## TASK DETAILS
Show only those lines of the entries where the string "this" is found.

## SUPPLIED MATERIAL

• • • • • • •

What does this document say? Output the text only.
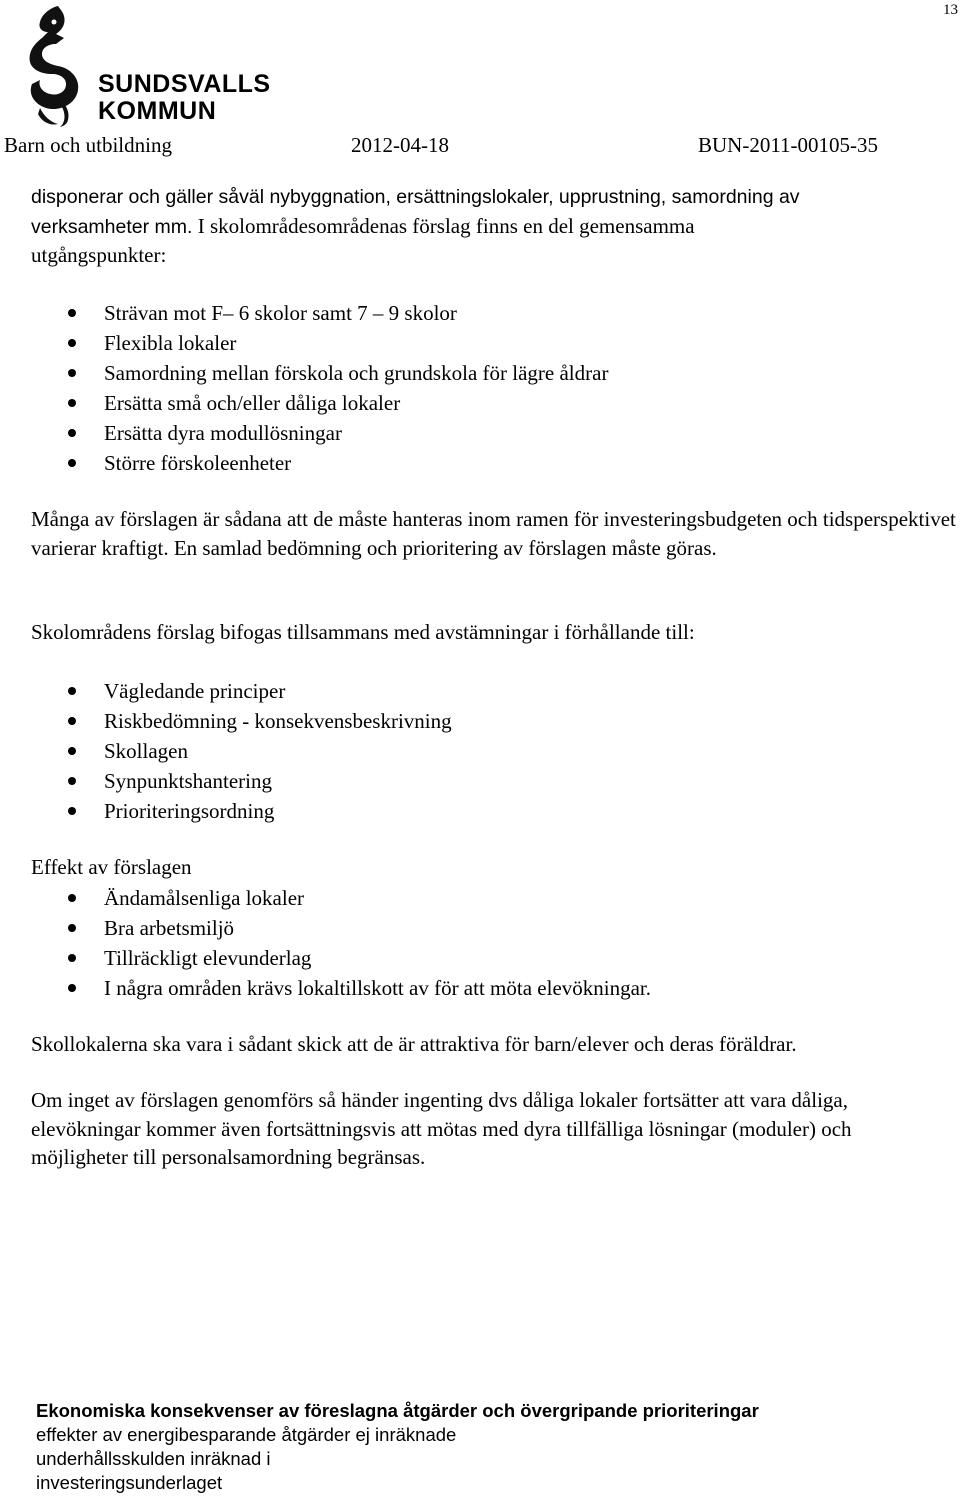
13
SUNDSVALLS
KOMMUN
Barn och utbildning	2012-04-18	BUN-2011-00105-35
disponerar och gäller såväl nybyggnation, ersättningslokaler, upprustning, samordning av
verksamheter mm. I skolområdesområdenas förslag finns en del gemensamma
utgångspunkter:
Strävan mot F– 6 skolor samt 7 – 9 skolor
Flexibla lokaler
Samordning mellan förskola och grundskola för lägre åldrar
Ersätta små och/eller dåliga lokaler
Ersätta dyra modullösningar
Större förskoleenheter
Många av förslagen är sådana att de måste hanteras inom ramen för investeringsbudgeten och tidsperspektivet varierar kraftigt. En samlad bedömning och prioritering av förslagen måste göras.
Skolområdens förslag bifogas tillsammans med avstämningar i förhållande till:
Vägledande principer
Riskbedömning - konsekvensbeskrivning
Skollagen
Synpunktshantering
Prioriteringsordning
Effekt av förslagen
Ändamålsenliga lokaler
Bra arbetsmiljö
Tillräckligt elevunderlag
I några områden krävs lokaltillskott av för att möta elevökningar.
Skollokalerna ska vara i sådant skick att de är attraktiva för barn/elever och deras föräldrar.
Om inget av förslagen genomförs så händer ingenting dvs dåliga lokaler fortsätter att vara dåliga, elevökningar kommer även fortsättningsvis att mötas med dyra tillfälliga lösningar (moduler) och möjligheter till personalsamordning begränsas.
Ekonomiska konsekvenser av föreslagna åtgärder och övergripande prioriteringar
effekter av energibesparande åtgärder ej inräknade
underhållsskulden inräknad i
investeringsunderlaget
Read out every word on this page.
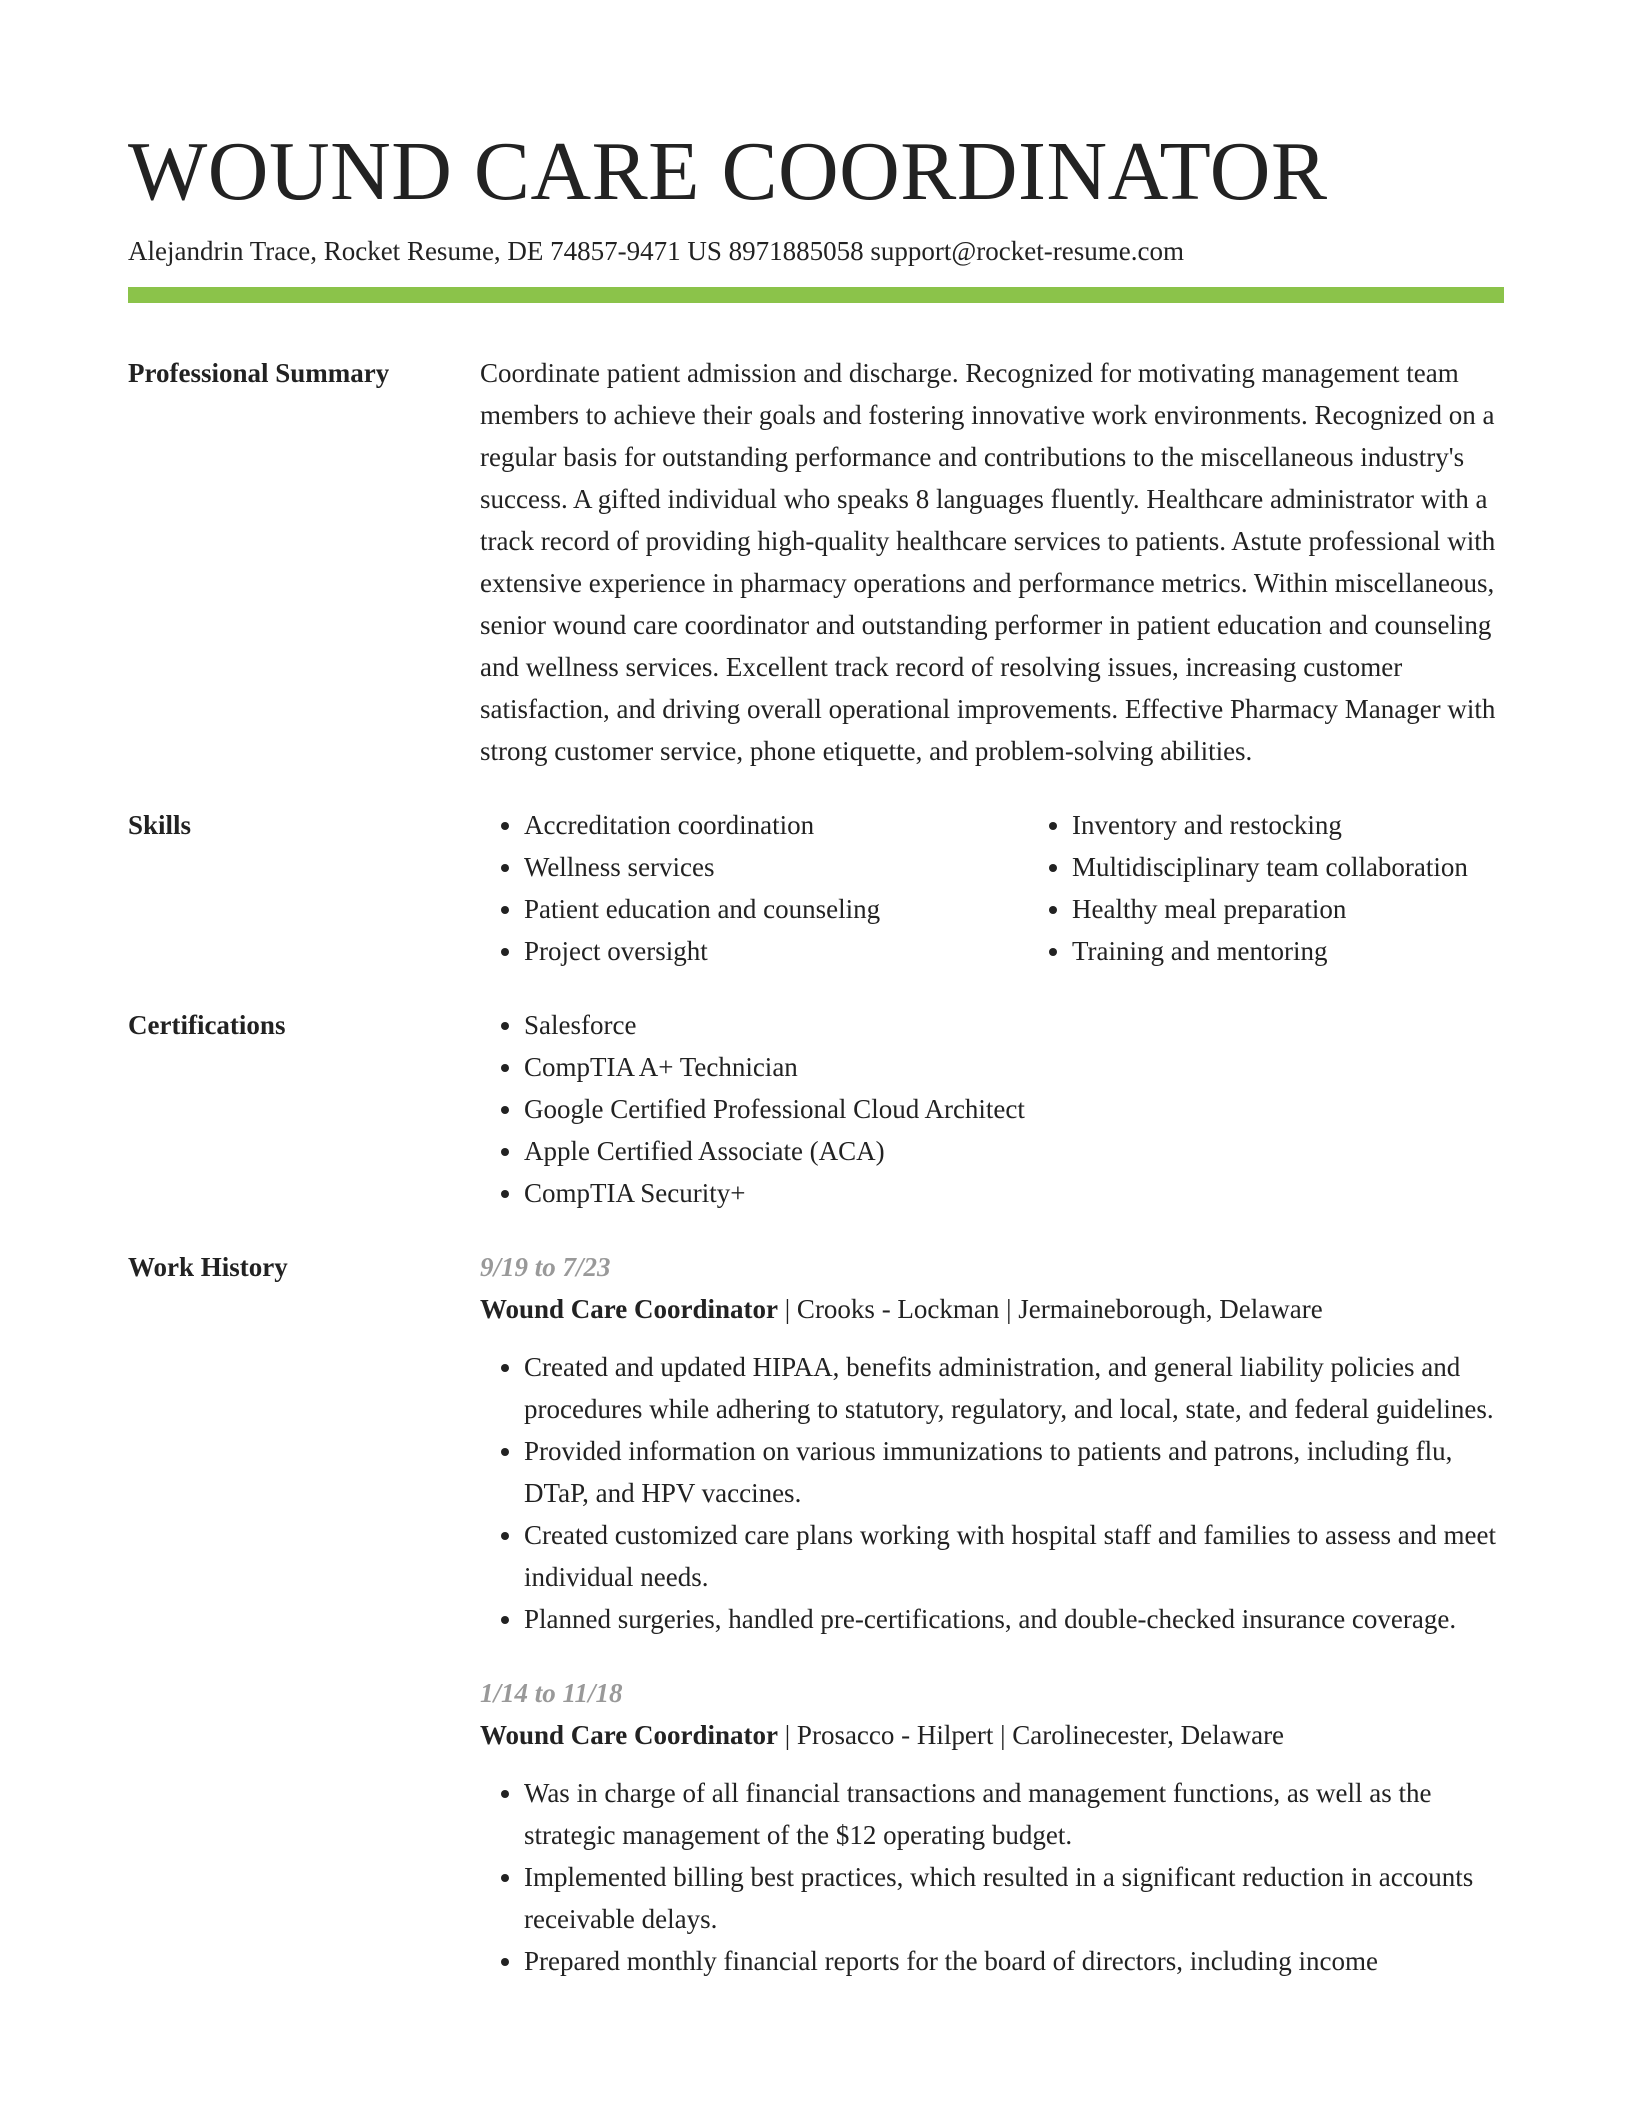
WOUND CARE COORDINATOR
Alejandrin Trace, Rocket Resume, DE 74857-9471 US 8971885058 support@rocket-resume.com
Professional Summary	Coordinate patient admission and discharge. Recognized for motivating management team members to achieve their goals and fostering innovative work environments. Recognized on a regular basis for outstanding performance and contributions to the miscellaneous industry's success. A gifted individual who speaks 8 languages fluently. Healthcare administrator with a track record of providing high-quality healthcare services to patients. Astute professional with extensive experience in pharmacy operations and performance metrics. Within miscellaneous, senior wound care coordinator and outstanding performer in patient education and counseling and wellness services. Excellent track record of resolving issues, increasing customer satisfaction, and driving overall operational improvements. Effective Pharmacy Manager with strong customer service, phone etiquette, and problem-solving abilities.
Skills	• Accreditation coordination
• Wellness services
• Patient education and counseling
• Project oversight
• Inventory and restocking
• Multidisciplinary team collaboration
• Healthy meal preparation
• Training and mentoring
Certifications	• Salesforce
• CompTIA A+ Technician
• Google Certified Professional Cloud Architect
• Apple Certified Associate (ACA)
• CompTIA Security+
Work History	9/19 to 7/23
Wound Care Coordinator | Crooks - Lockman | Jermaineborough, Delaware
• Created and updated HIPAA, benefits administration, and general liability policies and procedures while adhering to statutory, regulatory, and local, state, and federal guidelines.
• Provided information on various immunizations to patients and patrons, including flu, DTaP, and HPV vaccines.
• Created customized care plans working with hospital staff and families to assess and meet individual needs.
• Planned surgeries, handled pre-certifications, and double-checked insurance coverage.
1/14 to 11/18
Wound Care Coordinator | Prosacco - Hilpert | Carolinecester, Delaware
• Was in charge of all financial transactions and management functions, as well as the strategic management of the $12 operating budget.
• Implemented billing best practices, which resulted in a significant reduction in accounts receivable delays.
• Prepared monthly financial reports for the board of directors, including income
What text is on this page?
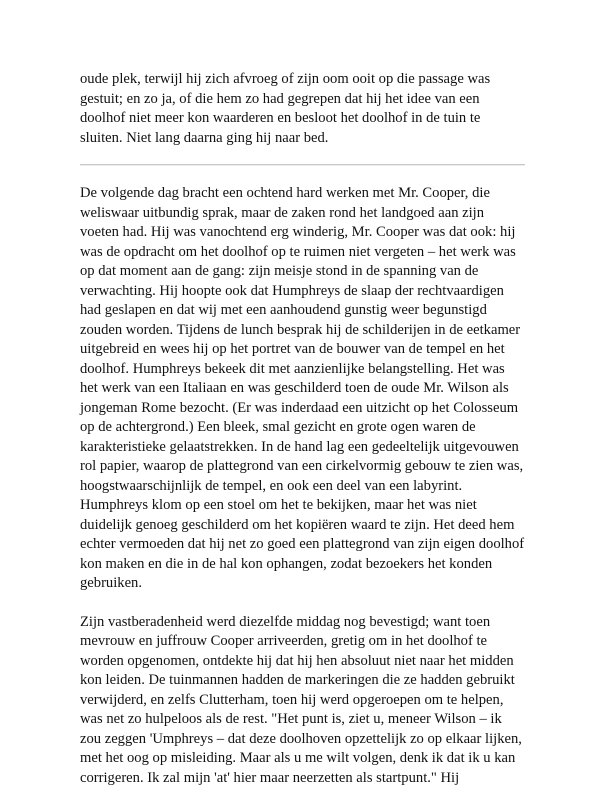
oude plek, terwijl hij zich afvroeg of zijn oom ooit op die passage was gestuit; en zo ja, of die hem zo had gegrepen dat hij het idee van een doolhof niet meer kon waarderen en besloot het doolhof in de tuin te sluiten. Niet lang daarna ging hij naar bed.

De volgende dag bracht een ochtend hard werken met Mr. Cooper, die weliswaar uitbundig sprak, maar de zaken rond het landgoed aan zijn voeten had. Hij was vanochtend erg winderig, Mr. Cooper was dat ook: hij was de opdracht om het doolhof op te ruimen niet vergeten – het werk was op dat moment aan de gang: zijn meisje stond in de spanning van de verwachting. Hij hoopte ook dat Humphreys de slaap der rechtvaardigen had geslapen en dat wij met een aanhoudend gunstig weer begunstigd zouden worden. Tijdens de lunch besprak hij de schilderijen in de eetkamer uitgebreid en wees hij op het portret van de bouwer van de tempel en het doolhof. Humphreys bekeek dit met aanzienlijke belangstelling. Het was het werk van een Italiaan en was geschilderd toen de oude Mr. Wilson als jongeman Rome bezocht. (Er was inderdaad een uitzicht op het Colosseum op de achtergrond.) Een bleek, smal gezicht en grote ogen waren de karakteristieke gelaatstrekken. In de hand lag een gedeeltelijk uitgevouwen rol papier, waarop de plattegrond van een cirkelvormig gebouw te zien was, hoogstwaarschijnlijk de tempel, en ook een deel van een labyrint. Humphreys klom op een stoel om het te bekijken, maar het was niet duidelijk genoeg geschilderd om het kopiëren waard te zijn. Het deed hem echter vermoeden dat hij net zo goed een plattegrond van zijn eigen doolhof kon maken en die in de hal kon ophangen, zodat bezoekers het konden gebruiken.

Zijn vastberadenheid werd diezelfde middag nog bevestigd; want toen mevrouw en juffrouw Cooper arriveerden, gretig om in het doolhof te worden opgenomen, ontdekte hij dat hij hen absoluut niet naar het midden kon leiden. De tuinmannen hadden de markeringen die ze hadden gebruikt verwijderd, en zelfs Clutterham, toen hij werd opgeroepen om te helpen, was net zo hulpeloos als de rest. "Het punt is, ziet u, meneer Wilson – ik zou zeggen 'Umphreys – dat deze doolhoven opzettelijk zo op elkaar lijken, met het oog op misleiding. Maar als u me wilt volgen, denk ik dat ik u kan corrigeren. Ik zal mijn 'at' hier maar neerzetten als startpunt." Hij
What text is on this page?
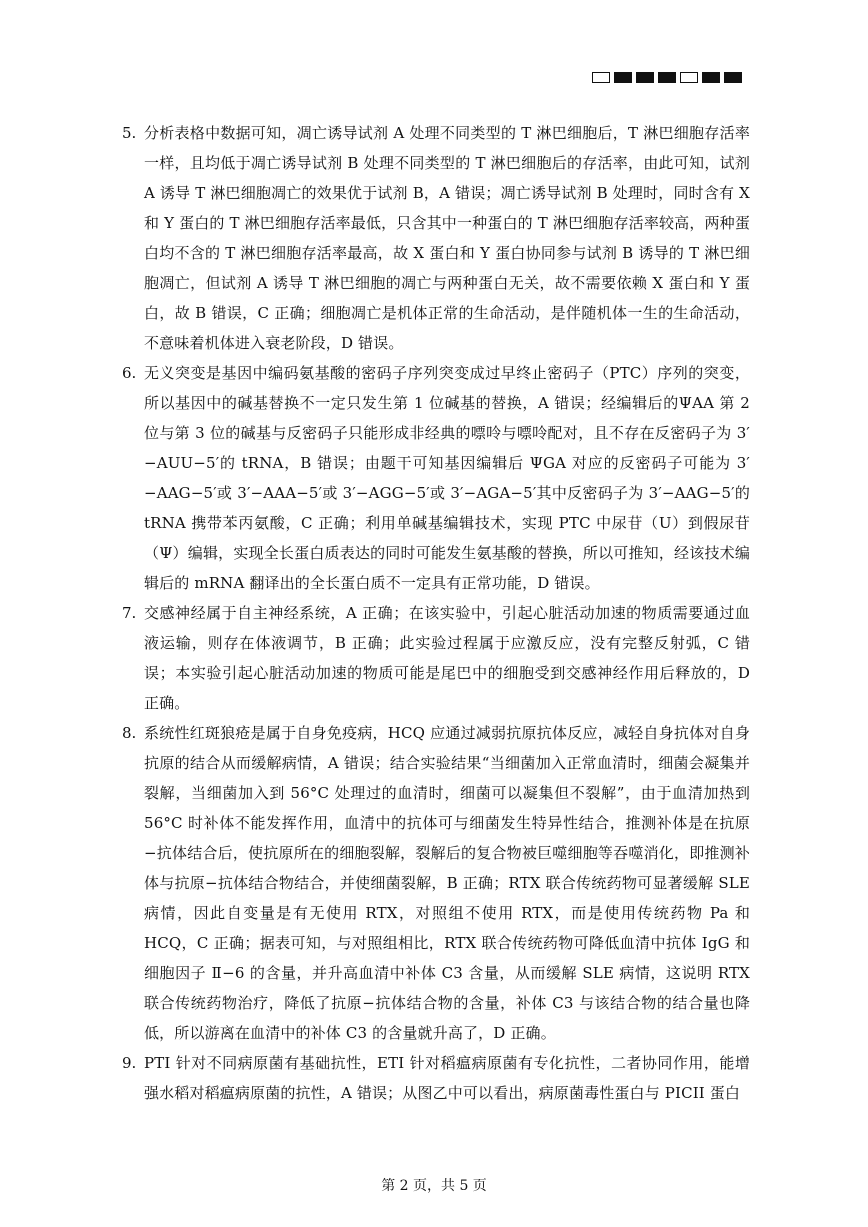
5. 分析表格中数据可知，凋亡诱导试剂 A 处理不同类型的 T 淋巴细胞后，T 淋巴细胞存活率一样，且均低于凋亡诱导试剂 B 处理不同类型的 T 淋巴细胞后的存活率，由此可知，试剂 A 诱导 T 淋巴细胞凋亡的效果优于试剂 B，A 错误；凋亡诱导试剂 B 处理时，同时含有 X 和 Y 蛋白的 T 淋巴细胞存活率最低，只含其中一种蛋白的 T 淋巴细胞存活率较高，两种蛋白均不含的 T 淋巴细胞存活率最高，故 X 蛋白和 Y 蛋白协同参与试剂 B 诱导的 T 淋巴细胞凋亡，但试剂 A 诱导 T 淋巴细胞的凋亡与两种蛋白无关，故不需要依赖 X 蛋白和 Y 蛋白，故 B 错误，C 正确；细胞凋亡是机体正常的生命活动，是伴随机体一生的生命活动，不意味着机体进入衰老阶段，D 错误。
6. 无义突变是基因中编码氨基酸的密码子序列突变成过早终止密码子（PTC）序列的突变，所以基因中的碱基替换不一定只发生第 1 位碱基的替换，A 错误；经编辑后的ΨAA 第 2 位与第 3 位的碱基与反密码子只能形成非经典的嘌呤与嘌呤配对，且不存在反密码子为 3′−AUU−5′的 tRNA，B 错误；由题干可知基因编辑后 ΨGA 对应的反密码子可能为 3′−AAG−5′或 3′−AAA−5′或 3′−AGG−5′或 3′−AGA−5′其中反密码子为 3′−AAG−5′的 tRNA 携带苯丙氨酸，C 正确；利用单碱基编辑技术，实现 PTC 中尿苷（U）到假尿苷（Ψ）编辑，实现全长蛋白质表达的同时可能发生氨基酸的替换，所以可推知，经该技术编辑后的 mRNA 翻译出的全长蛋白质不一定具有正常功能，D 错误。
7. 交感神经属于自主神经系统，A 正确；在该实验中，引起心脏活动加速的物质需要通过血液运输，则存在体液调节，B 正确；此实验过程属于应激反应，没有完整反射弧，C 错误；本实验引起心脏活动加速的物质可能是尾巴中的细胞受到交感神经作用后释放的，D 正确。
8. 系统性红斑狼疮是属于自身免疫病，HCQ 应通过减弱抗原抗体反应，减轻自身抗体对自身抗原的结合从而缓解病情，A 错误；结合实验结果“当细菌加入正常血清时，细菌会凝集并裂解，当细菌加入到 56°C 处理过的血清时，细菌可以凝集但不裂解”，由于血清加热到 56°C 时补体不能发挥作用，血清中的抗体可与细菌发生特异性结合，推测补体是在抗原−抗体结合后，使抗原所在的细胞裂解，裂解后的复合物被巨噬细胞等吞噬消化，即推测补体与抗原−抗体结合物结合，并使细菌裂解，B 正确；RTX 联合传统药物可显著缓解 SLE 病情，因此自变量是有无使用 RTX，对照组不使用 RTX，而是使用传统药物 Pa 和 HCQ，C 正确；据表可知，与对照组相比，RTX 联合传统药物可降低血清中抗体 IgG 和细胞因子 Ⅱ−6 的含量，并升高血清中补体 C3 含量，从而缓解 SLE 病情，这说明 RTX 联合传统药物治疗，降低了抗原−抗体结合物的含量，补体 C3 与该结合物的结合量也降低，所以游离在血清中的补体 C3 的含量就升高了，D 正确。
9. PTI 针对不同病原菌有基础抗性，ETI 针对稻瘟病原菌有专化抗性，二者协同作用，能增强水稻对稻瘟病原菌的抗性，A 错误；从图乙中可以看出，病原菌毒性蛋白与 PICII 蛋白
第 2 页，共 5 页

• • • • • • •

## RESULT
What does this document say? Output the text only.
Read out every word on this page.
What text is on this page?
What text is on this page?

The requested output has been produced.